* [Document text]:
# Are they in the rivers yet?



## Weatherhead (Dec 9, 2017)

Hey all you Northern Ohio guys... can we get an update on whether the Steelies are moving into the river systems yet?

I was Hoping that rain and low temps we had last week would start drawing them in.


----------



## RStock521 (Jul 17, 2008)

Not really yet, at least not from what I've heard from multiple sources. You might find a few random fish, but there's been no push yet. A couple more weeks and a good rain and we'll start seeing more show up.


----------



## zimmerj (Oct 17, 2014)

There may be a few in. Water temps in the rivers are still in the 70's. You may get lucky but you have to really hunt for them.


----------



## Irishtrooper (Jun 28, 2016)

Out of no reason other than impatience I tried the chagrin today. Nothing doing. It's what I expected but had to check it out for myself. River temp was 66 degrees.


----------



## Irishtrooper (Jun 28, 2016)

* [Requirement]: Reproduce verbatim the passage of the steelie thread between "## RStock521 (Jul" and "(Oct 17, 2014)", inclusive.

* [Source excerpt]:
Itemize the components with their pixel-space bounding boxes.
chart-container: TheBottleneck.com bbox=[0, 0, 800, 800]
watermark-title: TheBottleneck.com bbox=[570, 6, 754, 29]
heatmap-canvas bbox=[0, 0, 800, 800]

* [Complete response]:
## RStock521 (Jul 17, 2008)

Not really yet, at least not from what I've heard from multiple sources. You might find a few random fish, but there's been no push yet. A couple more weeks and a good rain and we'll start seeing more show up.


----------



## zimmerj (Oct 17, 2014)